READING TEXT:
- - -
February 2010

Kate Mertes

February 2010

I don’t normally associate Minnesota with thoughts of spring, but as a blizzard wails outside my house (already encased in hip-deep snow), threatening to dump yet another foot or more of the white stuff, I am thinking longingly of the forsythia and daffodils that will be blooming in Minneapolis-St. Paul as we arrive for ASI’s conference, May 13–15. And lo and behold, what should I find in my emailbox but an announcement that ONLINE REGISTRATION AND PROGRAM DETAILS are now available at ASI’s website! Fran Lennie has put together a really exciting and innovative program, and Expedia and Southwest as well as other airlines have some really competitive fares available. Get through the winter blues by signing up for an indexers’ spring delight. Meanwhile, read on to find out more about what’s doing with ASI. It will relieve your cabin fever.
Lower Hotel Rates for Minneapolis: Our conference hotel has just offered ASI lower rates! Standard rooms will be available for $105, Executive Suites at $125, Concierge Suites at $135, and bilevel suites at $185. These are fantastic savings and a great price for city center rooms.
ASI Statistics: Our end-of-the-year financial statement had lots of good news. We have ended the year with a higher surplus than budgeted, our investments and cash in hand are both healthy, and our overall assets are up about 15% from last year—very impressive in the midst of a recession. This will allow us to spend more on publicity and publisher outreach, areas we know indexers think are important and which have suffered in our leaner years. We’re at this point because of the hard work of our management team and Richard Shrout, our treasurer. Our membership is solid—we’ve retained our overall numbers and renewals are coming in a bit faster than last year. Again, this is extremely good news in a recession.
- - -
SUPPLIED RECORDS:
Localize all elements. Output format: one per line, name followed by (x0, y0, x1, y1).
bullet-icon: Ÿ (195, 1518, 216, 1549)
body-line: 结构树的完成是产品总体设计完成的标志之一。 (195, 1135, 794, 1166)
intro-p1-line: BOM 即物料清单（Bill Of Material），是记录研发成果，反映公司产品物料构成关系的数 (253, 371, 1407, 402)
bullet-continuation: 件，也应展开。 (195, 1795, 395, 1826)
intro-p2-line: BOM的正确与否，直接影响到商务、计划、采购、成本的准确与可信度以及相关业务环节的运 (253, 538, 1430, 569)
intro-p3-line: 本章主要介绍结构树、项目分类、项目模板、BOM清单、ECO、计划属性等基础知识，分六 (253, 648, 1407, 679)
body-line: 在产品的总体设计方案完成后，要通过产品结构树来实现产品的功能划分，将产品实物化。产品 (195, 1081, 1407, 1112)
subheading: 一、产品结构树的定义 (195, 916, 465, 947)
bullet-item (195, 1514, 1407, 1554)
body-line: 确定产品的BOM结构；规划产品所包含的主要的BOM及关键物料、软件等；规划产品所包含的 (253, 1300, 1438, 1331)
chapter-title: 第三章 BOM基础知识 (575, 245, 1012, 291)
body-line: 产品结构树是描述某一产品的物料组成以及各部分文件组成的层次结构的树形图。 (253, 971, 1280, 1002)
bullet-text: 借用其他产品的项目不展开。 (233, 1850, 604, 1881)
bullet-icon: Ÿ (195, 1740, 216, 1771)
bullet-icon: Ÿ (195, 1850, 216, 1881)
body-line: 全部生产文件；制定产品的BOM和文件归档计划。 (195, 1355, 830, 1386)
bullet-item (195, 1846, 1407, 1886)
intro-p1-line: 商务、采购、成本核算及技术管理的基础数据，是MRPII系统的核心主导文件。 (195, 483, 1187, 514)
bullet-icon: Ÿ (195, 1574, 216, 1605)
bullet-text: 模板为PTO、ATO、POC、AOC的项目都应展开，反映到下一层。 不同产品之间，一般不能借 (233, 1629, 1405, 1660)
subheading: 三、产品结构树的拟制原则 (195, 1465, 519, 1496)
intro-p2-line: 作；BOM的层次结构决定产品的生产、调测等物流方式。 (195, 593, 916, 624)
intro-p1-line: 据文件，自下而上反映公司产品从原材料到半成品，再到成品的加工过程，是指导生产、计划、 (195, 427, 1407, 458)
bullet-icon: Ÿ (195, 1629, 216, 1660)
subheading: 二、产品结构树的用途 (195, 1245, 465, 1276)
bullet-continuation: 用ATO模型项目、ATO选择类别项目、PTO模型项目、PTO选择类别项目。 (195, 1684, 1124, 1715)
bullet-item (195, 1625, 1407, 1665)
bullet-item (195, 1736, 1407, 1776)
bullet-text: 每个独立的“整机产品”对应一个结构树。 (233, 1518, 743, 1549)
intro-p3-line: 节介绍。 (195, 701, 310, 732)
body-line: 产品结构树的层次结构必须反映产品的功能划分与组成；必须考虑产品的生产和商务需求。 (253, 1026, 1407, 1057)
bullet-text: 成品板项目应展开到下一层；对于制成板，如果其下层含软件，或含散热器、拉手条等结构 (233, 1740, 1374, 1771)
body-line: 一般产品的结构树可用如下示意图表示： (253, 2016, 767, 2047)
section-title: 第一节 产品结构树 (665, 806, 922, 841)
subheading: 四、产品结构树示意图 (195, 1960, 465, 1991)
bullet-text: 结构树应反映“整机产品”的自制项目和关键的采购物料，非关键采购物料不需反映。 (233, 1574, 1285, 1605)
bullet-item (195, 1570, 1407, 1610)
- - -
SET EXERCISE 1:
Using the ASI letter, answer these:
(a) On what dates is the ASI conference in Minneapolis-St. Paul?
(b) What rate has the conference hotel offered for a standard room?
(c) Who is named as ASI's treasurer?
SET EXERCISE 2:
List every room type the ASI letter gives a hotel rate for, with its price.
SET EXERCISE 3:
Carry on writing the ASI letter after its last sentence.
The data has no connection to the ASI letter.

RESULT 1:
(a) May 13–15
(b) $105
(c) Richard Shrout

RESULT 2:
Standard rooms: $105
Executive Suites: $125
Concierge Suites: $135
Bilevel suites: $185

RESULT 3:
NFAIS Conference: If you’re looking for a getaway in late February, you might want to consider the NFAIS conference in Philadelphia, February 28 through March 2. The conference is entitled “Redefining the Value of Information: Exploring the New Equation,” and will focus on the measures information seekers now use to define information value and why these measures are important to them. We as indexers deal every day with publishers who have to justify the money they spend on publications, so understanding how information adds value to product is crucial for indexers. If anyone from ASI attends, I’m sure Judy Reveal, editor of Key Words, would be glad to publish a précis of your experiences.
From the Land Down Under: I recently received a copy of the ANZSI newsletter from the Australia and New Zealand Society of Indexers, which contained reviews of sessions at its recent conference this past autumn. Americans were there in force! Noeline Bridge, a Canadian indexer who many of you will have met at ASI conferences, spoke about the perils and pleasures of indexing names (Noeline is also hard at work editing a publication for ASI on names, sure to be a valuable contribution to your bookshelf). Richard Shrout, our treasurer, spoke about learning styles and indexing methods, a talk I believe he is refining for the Minneapolis conference—the reviewer called it the most enjoyable session he attended. Kay Schlembach spoke on indexing the metatopic, Fran Lennie discussed the visual appeal of indexes, and Jan Wright presented the final session on the future of indexing.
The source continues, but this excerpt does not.